■ Short problem: Below are some records; return each one exactly.

[begin Dataset extract]

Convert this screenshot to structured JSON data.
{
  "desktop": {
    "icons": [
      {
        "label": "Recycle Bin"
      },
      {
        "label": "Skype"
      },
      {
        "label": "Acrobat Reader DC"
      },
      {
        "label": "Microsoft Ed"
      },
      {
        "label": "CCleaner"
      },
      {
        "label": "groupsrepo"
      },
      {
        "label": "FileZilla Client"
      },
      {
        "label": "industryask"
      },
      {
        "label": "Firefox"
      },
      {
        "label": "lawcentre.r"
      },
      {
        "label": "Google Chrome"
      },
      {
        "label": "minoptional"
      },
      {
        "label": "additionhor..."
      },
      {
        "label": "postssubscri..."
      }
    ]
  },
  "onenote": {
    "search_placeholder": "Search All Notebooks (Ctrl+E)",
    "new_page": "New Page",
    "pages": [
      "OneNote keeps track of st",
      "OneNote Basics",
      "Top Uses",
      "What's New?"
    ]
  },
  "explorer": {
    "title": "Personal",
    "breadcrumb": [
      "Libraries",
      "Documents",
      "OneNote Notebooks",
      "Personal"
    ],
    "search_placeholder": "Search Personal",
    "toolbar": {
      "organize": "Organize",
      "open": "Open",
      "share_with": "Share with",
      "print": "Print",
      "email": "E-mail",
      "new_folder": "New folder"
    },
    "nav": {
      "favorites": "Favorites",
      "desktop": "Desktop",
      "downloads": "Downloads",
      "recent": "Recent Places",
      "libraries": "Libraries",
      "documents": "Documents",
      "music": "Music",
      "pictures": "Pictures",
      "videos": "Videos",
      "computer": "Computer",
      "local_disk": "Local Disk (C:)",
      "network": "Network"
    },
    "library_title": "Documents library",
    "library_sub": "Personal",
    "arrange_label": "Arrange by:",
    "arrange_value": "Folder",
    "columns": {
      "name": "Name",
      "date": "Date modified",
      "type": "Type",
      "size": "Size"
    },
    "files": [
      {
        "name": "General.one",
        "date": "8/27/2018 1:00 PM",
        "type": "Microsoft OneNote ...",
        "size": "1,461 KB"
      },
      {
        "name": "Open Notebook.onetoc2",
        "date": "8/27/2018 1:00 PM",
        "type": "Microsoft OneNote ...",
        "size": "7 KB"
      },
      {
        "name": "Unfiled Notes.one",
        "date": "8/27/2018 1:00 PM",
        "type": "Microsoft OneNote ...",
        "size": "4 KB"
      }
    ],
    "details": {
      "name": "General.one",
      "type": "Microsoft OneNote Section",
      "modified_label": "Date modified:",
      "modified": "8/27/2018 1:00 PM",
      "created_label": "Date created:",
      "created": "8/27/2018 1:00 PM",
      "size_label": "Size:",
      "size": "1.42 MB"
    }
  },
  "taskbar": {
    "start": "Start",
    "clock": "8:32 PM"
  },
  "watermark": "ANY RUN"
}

[end Dataset extract]

■ Problem solution:
Convert this screenshot to structured JSON data.
{
  "desktop": {
    "icons": [
      {
        "label": "Recycle Bin"
      },
      {
        "label": "Skype"
      },
      {
        "label": "Acrobat Reader DC"
      },
      {
        "label": "Microsoft Ed"
      },
      {
        "label": "CCleaner"
      },
      {
        "label": "groupsrepo"
      },
      {
        "label": "FileZilla Client"
      },
      {
        "label": "industryask"
      },
      {
        "label": "Firefox"
      },
      {
        "label": "lawcentre.r"
      },
      {
        "label": "Google Chrome"
      },
      {
        "label": "minoptional"
      },
      {
        "label": "additionhor..."
      },
      {
        "label": "postssubscri..."
      }
    ]
  },
  "onenote": {
    "search_placeholder": "Search All Notebooks (Ctrl+E)",
    "new_page": "New Page",
    "pages": [
      "OneNote keeps track of st",
      "OneNote Basics",
      "Top Uses",
      "What's New?"
    ]
  },
  "explorer": {
    "title": "Personal",
    "breadcrumb": [
      "Libraries",
      "Documents",
      "OneNote Notebooks",
      "Personal"
    ],
    "search_placeholder": "Search Personal",
    "toolbar": {
      "organize": "Organize",
      "open": "Open",
      "share_with": "Share with",
      "print": "Print",
      "email": "E-mail",
      "new_folder": "New folder"
    },
    "nav": {
      "favorites": "Favorites",
      "desktop": "Desktop",
      "downloads": "Downloads",
      "recent": "Recent Places",
      "libraries": "Libraries",
      "documents": "Documents",
      "music": "Music",
      "pictures": "Pictures",
      "videos": "Videos",
      "computer": "Computer",
      "local_disk": "Local Disk (C:)",
      "network": "Network"
    },
    "library_title": "Documents library",
    "library_sub": "Personal",
    "arrange_label": "Arrange by:",
    "arrange_value": "Folder",
    "columns": {
      "name": "Name",
      "date": "Date modified",
      "type": "Type",
      "size": "Size"
    },
    "files": [
      {
        "name": "General.one",
        "date": "8/27/2018 1:00 PM",
        "type": "Microsoft OneNote ...",
        "size": "1,461 KB"
      },
      {
        "name": "Open Notebook.onetoc2",
        "date": "8/27/2018 1:00 PM",
        "type": "Microsoft OneNote ...",
        "size": "7 KB"
      },
      {
        "name": "Unfiled Notes.one",
        "date": "8/27/2018 1:00 PM",
        "type": "Microsoft OneNote ...",
        "size": "4 KB"
      }
    ],
    "details": {
      "name": "General.one",
      "type": "Microsoft OneNote Section",
      "modified_label": "Date modified:",
      "modified": "8/27/2018 1:00 PM",
      "created_label": "Date created:",
      "created": "8/27/2018 1:00 PM",
      "size_label": "Size:",
      "size": "1.42 MB"
    }
  },
  "taskbar": {
    "start": "Start",
    "clock": "8:32 PM"
  },
  "watermark": "ANY RUN"
}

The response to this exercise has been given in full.